## Start SUPPLIED TEXT

In the early years, members of the Learning Exchange staff team found themselves in a situation where the usual organizational “bones” were absent. We had little or no history, bureaucratic or administrative protocols, behavioural norms, sense of identity, or cultural traditions.
Walking a tightrope
We had to invent “the way things are done around here.” This task was particularly difficult because the organization needed to be able to navigate two very different contexts: a large, mainstream, highly bureaucratic, research-intensive university and a low-income, complex, conflict-ridden, marginalized community of communities. In both of these contexts, we had to fit in. We had to be organized, efficient, and professional enough to be seen as credible within the university. We also had to be casual, flexible, and down-to-earth enough to be seen as trustworthy within the Downtown Eastside. It was quite a balancing act.

## End SUPPLIED TEXT
## Start INFORMATION SHOWN

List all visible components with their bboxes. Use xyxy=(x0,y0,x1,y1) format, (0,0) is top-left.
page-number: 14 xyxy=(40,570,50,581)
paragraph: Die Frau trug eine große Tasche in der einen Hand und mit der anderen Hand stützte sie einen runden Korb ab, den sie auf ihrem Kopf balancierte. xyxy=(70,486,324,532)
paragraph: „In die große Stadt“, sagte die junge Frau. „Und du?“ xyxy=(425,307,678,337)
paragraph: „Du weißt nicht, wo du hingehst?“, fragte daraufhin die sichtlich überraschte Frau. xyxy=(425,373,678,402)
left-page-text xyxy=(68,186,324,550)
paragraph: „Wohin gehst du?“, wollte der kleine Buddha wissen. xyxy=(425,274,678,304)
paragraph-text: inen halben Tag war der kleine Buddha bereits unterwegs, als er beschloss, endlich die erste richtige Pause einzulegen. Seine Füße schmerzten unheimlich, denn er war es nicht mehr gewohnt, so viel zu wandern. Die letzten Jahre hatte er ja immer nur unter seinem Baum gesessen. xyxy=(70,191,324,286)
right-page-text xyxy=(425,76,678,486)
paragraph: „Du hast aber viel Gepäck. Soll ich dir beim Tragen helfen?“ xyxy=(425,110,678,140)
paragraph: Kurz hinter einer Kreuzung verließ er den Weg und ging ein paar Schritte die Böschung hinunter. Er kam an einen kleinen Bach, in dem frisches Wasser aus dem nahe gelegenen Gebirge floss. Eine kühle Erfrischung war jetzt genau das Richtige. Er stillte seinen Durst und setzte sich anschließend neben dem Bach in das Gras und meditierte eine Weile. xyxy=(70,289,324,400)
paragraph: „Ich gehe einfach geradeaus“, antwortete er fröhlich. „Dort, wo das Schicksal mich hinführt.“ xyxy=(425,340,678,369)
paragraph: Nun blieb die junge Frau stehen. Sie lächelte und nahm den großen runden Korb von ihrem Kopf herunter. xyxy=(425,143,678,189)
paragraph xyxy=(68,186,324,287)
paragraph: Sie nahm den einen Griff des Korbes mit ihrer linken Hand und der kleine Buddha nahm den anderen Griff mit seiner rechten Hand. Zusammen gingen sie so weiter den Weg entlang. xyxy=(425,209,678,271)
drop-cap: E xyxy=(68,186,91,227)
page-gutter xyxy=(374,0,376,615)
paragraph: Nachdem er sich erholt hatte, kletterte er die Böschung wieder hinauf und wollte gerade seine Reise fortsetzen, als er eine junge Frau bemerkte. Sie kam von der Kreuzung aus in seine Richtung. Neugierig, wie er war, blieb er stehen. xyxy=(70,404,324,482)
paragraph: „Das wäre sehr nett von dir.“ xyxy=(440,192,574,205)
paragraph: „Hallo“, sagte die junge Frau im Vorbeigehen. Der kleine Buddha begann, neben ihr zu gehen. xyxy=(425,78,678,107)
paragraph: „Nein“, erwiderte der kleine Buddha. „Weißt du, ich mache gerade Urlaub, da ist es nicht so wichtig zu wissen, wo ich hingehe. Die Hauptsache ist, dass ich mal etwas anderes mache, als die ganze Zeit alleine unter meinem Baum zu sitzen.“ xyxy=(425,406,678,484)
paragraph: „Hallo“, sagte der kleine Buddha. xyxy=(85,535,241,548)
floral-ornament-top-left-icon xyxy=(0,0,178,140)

## End INFORMATION SHOWN

_THE PROBLEM_
Condense the paragraph of the Learning Exchange text that begins "We had to invent" into a short list of its main facts.

_COMPLETED EXERCISE_
- The organization had to invent its own "way things are done around here."
- This was hard because it had to navigate two very different contexts: a large, mainstream, highly bureaucratic, research-intensive university, and a low-income, complex, conflict-ridden, marginalized community of communities.
- To be credible within the university, it had to be organized, efficient, and professional.
- To be trustworthy within the Downtown Eastside, it had to be casual, flexible, and down-to-earth.
- Fitting into both was a balancing act.